TASK TO CARRY OUT >>
An exact reproduction of every record is required.

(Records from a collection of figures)

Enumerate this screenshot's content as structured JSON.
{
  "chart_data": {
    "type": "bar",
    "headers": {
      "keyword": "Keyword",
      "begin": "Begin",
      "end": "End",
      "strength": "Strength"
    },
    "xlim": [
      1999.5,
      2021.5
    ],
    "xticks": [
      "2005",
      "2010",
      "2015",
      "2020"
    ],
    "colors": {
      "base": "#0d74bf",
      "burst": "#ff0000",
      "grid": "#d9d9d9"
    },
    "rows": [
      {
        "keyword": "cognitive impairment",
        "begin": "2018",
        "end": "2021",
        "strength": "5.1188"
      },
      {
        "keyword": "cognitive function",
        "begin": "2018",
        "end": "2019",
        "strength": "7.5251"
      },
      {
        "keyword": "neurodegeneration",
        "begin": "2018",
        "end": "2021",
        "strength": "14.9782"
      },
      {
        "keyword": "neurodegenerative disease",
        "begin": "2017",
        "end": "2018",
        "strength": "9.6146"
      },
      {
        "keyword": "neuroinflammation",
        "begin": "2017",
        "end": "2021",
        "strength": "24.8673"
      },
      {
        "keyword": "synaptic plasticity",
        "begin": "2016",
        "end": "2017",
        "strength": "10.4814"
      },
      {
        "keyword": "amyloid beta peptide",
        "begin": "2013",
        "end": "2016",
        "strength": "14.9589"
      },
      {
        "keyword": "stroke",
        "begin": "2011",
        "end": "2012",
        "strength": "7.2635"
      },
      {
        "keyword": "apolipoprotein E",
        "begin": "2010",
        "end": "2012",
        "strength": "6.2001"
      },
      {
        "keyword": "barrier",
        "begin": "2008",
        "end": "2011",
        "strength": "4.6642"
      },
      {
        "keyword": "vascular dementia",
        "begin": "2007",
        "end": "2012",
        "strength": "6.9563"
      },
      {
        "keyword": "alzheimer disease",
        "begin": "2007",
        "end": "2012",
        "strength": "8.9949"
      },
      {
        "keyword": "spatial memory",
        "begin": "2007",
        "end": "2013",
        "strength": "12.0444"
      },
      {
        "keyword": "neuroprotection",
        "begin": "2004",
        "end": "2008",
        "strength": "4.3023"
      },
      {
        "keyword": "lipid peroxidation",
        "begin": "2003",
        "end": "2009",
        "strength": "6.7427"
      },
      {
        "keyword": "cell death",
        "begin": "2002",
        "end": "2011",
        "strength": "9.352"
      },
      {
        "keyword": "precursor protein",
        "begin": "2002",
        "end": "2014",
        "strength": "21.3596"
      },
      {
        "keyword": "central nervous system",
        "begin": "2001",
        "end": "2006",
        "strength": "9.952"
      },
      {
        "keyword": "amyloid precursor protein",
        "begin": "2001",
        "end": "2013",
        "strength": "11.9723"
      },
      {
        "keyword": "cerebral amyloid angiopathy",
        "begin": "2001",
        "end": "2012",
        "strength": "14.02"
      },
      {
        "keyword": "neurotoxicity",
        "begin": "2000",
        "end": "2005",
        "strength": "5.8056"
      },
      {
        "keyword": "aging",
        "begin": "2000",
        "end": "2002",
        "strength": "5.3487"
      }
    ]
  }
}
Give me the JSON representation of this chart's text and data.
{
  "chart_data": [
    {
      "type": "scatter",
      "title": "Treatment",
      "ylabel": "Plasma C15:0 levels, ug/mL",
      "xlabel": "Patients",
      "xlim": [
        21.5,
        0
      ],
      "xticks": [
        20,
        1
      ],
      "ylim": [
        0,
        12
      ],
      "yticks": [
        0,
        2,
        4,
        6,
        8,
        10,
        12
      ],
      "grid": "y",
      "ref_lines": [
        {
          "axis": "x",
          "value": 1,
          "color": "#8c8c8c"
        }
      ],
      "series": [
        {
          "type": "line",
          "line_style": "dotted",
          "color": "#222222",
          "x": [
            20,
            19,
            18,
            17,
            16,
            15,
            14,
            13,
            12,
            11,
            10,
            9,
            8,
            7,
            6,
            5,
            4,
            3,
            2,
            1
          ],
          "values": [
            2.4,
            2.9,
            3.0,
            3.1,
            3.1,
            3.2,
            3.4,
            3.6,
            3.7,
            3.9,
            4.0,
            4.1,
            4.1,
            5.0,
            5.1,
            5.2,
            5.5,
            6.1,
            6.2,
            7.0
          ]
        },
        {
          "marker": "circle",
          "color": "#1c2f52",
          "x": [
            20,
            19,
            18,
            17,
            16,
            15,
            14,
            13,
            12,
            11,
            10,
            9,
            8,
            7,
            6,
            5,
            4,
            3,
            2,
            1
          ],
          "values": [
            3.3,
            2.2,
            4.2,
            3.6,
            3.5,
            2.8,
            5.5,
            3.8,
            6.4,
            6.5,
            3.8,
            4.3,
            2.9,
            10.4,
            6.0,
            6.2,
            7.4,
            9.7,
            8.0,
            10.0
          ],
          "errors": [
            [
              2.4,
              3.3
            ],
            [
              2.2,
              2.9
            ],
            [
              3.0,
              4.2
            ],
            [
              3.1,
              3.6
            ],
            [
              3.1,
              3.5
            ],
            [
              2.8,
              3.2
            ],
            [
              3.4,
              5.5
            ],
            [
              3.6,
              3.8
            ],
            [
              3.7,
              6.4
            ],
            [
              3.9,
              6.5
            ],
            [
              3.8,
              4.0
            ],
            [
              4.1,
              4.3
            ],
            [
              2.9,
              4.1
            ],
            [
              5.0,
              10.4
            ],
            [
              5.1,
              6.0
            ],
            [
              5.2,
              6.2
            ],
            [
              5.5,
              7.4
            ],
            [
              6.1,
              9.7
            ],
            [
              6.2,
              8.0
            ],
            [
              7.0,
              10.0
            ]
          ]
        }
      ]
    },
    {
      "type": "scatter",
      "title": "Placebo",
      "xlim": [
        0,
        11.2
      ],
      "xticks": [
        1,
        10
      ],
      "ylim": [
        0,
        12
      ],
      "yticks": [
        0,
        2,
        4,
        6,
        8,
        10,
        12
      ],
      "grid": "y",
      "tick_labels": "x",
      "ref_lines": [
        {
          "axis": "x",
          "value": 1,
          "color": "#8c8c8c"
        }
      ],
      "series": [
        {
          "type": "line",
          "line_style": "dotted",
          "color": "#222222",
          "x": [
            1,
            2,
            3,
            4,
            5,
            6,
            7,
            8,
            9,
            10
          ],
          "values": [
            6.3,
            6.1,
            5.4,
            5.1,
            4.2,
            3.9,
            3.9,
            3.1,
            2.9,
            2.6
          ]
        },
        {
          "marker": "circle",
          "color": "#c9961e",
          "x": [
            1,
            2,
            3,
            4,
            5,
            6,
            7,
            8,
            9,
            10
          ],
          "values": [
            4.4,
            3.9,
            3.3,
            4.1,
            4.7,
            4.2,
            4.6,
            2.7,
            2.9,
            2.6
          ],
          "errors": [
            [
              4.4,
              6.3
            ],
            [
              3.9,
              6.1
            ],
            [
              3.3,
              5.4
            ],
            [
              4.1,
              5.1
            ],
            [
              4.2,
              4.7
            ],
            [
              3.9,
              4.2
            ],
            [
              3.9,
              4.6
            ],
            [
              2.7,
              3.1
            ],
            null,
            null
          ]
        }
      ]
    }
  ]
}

EXPECTED ANSWER >>
Enumerate this screenshot's content as structured JSON.
{
  "chart_data": {
    "type": "bar",
    "headers": {
      "keyword": "Keyword",
      "begin": "Begin",
      "end": "End",
      "strength": "Strength"
    },
    "xlim": [
      1999.5,
      2021.5
    ],
    "xticks": [
      "2005",
      "2010",
      "2015",
      "2020"
    ],
    "colors": {
      "base": "#0d74bf",
      "burst": "#ff0000",
      "grid": "#d9d9d9"
    },
    "rows": [
      {
        "keyword": "cognitive impairment",
        "begin": "2018",
        "end": "2021",
        "strength": "5.1188"
      },
      {
        "keyword": "cognitive function",
        "begin": "2018",
        "end": "2019",
        "strength": "7.5251"
      },
      {
        "keyword": "neurodegeneration",
        "begin": "2018",
        "end": "2021",
        "strength": "14.9782"
      },
      {
        "keyword": "neurodegenerative disease",
        "begin": "2017",
        "end": "2018",
        "strength": "9.6146"
      },
      {
        "keyword": "neuroinflammation",
        "begin": "2017",
        "end": "2021",
        "strength": "24.8673"
      },
      {
        "keyword": "synaptic plasticity",
        "begin": "2016",
        "end": "2017",
        "strength": "10.4814"
      },
      {
        "keyword": "amyloid beta peptide",
        "begin": "2013",
        "end": "2016",
        "strength": "14.9589"
      },
      {
        "keyword": "stroke",
        "begin": "2011",
        "end": "2012",
        "strength": "7.2635"
      },
      {
        "keyword": "apolipoprotein E",
        "begin": "2010",
        "end": "2012",
        "strength": "6.2001"
      },
      {
        "keyword": "barrier",
        "begin": "2008",
        "end": "2011",
        "strength": "4.6642"
      },
      {
        "keyword": "vascular dementia",
        "begin": "2007",
        "end": "2012",
        "strength": "6.9563"
      },
      {
        "keyword": "alzheimer disease",
        "begin": "2007",
        "end": "2012",
        "strength": "8.9949"
      },
      {
        "keyword": "spatial memory",
        "begin": "2007",
        "end": "2013",
        "strength": "12.0444"
      },
      {
        "keyword": "neuroprotection",
        "begin": "2004",
        "end": "2008",
        "strength": "4.3023"
      },
      {
        "keyword": "lipid peroxidation",
        "begin": "2003",
        "end": "2009",
        "strength": "6.7427"
      },
      {
        "keyword": "cell death",
        "begin": "2002",
        "end": "2011",
        "strength": "9.352"
      },
      {
        "keyword": "precursor protein",
        "begin": "2002",
        "end": "2014",
        "strength": "21.3596"
      },
      {
        "keyword": "central nervous system",
        "begin": "2001",
        "end": "2006",
        "strength": "9.952"
      },
      {
        "keyword": "amyloid precursor protein",
        "begin": "2001",
        "end": "2013",
        "strength": "11.9723"
      },
      {
        "keyword": "cerebral amyloid angiopathy",
        "begin": "2001",
        "end": "2012",
        "strength": "14.02"
      },
      {
        "keyword": "neurotoxicity",
        "begin": "2000",
        "end": "2005",
        "strength": "5.8056"
      },
      {
        "keyword": "aging",
        "begin": "2000",
        "end": "2002",
        "strength": "5.3487"
      }
    ]
  }
}
Give me the JSON representation of this chart's text and data.
{
  "chart_data": [
    {
      "type": "scatter",
      "title": "Treatment",
      "ylabel": "Plasma C15:0 levels, ug/mL",
      "xlabel": "Patients",
      "xlim": [
        21.5,
        0
      ],
      "xticks": [
        20,
        1
      ],
      "ylim": [
        0,
        12
      ],
      "yticks": [
        0,
        2,
        4,
        6,
        8,
        10,
        12
      ],
      "grid": "y",
      "ref_lines": [
        {
          "axis": "x",
          "value": 1,
          "color": "#8c8c8c"
        }
      ],
      "series": [
        {
          "type": "line",
          "line_style": "dotted",
          "color": "#222222",
          "x": [
            20,
            19,
            18,
            17,
            16,
            15,
            14,
            13,
            12,
            11,
            10,
            9,
            8,
            7,
            6,
            5,
            4,
            3,
            2,
            1
          ],
          "values": [
            2.4,
            2.9,
            3.0,
            3.1,
            3.1,
            3.2,
            3.4,
            3.6,
            3.7,
            3.9,
            4.0,
            4.1,
            4.1,
            5.0,
            5.1,
            5.2,
            5.5,
            6.1,
            6.2,
            7.0
          ]
        },
        {
          "marker": "circle",
          "color": "#1c2f52",
          "x": [
            20,
            19,
            18,
            17,
            16,
            15,
            14,
            13,
            12,
            11,
            10,
            9,
            8,
            7,
            6,
            5,
            4,
            3,
            2,
            1
          ],
          "values": [
            3.3,
            2.2,
            4.2,
            3.6,
            3.5,
            2.8,
            5.5,
            3.8,
            6.4,
            6.5,
            3.8,
            4.3,
            2.9,
            10.4,
            6.0,
            6.2,
            7.4,
            9.7,
            8.0,
            10.0
          ],
          "errors": [
            [
              2.4,
              3.3
            ],
            [
              2.2,
              2.9
            ],
            [
              3.0,
              4.2
            ],
            [
              3.1,
              3.6
            ],
            [
              3.1,
              3.5
            ],
            [
              2.8,
              3.2
            ],
            [
              3.4,
              5.5
            ],
            [
              3.6,
              3.8
            ],
            [
              3.7,
              6.4
            ],
            [
              3.9,
              6.5
            ],
            [
              3.8,
              4.0
            ],
            [
              4.1,
              4.3
            ],
            [
              2.9,
              4.1
            ],
            [
              5.0,
              10.4
            ],
            [
              5.1,
              6.0
            ],
            [
              5.2,
              6.2
            ],
            [
              5.5,
              7.4
            ],
            [
              6.1,
              9.7
            ],
            [
              6.2,
              8.0
            ],
            [
              7.0,
              10.0
            ]
          ]
        }
      ]
    },
    {
      "type": "scatter",
      "title": "Placebo",
      "xlim": [
        0,
        11.2
      ],
      "xticks": [
        1,
        10
      ],
      "ylim": [
        0,
        12
      ],
      "yticks": [
        0,
        2,
        4,
        6,
        8,
        10,
        12
      ],
      "grid": "y",
      "tick_labels": "x",
      "ref_lines": [
        {
          "axis": "x",
          "value": 1,
          "color": "#8c8c8c"
        }
      ],
      "series": [
        {
          "type": "line",
          "line_style": "dotted",
          "color": "#222222",
          "x": [
            1,
            2,
            3,
            4,
            5,
            6,
            7,
            8,
            9,
            10
          ],
          "values": [
            6.3,
            6.1,
            5.4,
            5.1,
            4.2,
            3.9,
            3.9,
            3.1,
            2.9,
            2.6
          ]
        },
        {
          "marker": "circle",
          "color": "#c9961e",
          "x": [
            1,
            2,
            3,
            4,
            5,
            6,
            7,
            8,
            9,
            10
          ],
          "values": [
            4.4,
            3.9,
            3.3,
            4.1,
            4.7,
            4.2,
            4.6,
            2.7,
            2.9,
            2.6
          ],
          "errors": [
            [
              4.4,
              6.3
            ],
            [
              3.9,
              6.1
            ],
            [
              3.3,
              5.4
            ],
            [
              4.1,
              5.1
            ],
            [
              4.2,
              4.7
            ],
            [
              3.9,
              4.2
            ],
            [
              3.9,
              4.6
            ],
            [
              2.7,
              3.1
            ],
            null,
            null
          ]
        }
      ]
    }
  ]
}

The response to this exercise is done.